***** Exercise material

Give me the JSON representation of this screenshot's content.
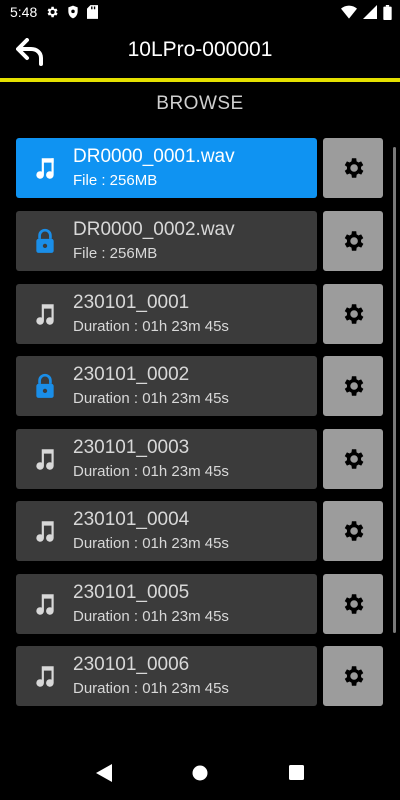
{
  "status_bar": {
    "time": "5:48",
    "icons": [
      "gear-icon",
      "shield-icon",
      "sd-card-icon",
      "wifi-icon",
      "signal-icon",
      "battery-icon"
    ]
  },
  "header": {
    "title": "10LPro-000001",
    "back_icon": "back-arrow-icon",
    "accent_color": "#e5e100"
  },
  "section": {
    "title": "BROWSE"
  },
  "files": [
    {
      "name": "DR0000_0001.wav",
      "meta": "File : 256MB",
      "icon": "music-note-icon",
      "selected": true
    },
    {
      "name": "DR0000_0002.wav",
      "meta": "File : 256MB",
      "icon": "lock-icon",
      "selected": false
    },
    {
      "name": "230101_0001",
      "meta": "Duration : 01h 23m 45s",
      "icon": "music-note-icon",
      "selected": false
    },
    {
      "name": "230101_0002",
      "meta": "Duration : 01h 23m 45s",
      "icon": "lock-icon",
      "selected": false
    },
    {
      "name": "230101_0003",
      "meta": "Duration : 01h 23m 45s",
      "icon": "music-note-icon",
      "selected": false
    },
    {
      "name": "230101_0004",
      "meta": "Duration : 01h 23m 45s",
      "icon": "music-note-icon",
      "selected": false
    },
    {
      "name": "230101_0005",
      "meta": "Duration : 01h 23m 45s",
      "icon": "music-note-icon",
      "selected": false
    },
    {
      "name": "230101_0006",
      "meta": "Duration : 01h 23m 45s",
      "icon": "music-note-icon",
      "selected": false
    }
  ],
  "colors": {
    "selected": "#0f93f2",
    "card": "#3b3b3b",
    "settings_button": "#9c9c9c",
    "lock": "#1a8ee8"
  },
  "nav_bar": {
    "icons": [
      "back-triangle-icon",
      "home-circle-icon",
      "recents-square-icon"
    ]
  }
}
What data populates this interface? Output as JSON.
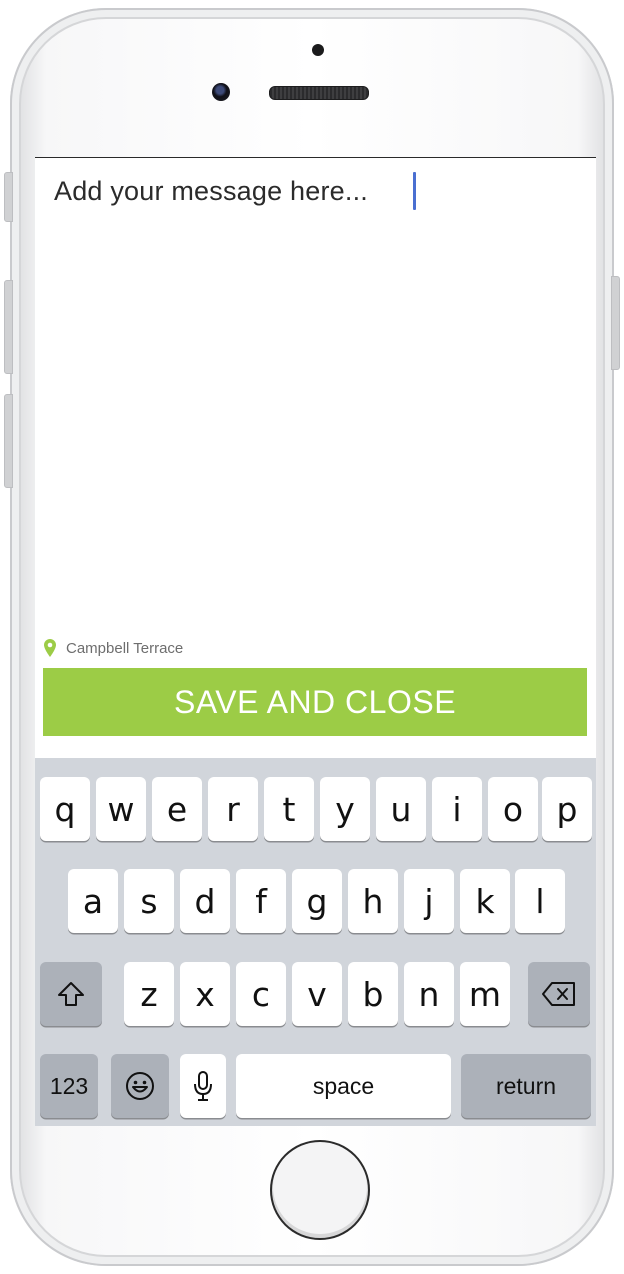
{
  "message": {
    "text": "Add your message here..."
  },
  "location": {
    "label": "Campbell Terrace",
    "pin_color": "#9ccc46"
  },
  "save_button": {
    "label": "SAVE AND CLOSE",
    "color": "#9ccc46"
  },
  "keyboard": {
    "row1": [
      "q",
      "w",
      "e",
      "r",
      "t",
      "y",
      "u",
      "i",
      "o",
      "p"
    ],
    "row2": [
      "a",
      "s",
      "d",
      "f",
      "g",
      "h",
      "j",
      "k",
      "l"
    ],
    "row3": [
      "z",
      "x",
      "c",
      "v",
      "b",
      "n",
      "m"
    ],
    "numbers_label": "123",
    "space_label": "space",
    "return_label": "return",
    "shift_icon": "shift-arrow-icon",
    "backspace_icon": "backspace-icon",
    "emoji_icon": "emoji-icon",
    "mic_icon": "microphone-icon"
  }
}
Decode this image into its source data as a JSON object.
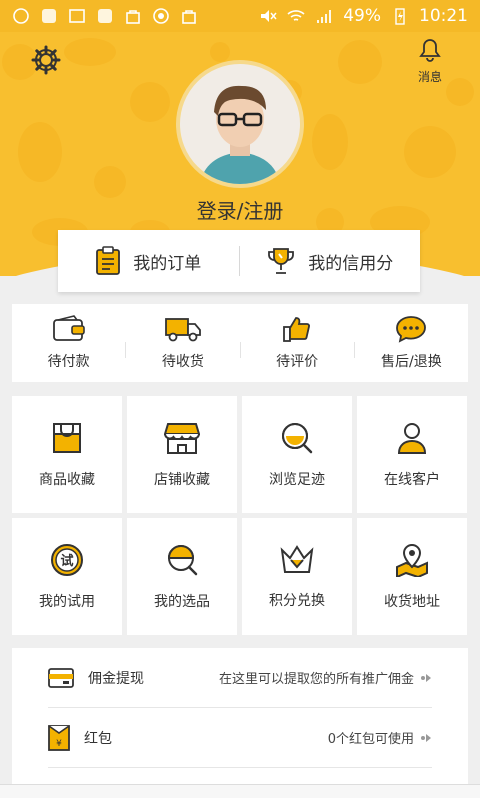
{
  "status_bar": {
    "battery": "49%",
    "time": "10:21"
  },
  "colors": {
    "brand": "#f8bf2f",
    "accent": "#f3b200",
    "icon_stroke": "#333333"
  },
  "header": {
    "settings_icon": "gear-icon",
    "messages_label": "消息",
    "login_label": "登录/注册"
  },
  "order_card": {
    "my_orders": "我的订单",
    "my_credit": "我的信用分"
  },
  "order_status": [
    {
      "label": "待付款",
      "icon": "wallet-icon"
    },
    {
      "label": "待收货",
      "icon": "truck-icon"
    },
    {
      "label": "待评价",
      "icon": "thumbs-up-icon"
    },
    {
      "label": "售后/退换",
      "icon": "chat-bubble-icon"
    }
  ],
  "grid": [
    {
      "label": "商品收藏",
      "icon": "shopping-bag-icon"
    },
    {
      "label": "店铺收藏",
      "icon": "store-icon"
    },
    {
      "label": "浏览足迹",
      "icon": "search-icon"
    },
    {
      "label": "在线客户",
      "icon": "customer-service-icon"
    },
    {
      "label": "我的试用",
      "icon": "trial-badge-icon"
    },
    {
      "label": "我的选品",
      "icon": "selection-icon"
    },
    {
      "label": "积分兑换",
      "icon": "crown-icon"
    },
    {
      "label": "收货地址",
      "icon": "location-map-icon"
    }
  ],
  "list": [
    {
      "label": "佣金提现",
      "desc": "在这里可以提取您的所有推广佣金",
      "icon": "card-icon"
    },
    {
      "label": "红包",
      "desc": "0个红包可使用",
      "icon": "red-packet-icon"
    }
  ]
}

**********

Set problem:
Each line that has the word "desc" counts once. How many such lines are in the data? Give the number alone.

Answer to the task:
2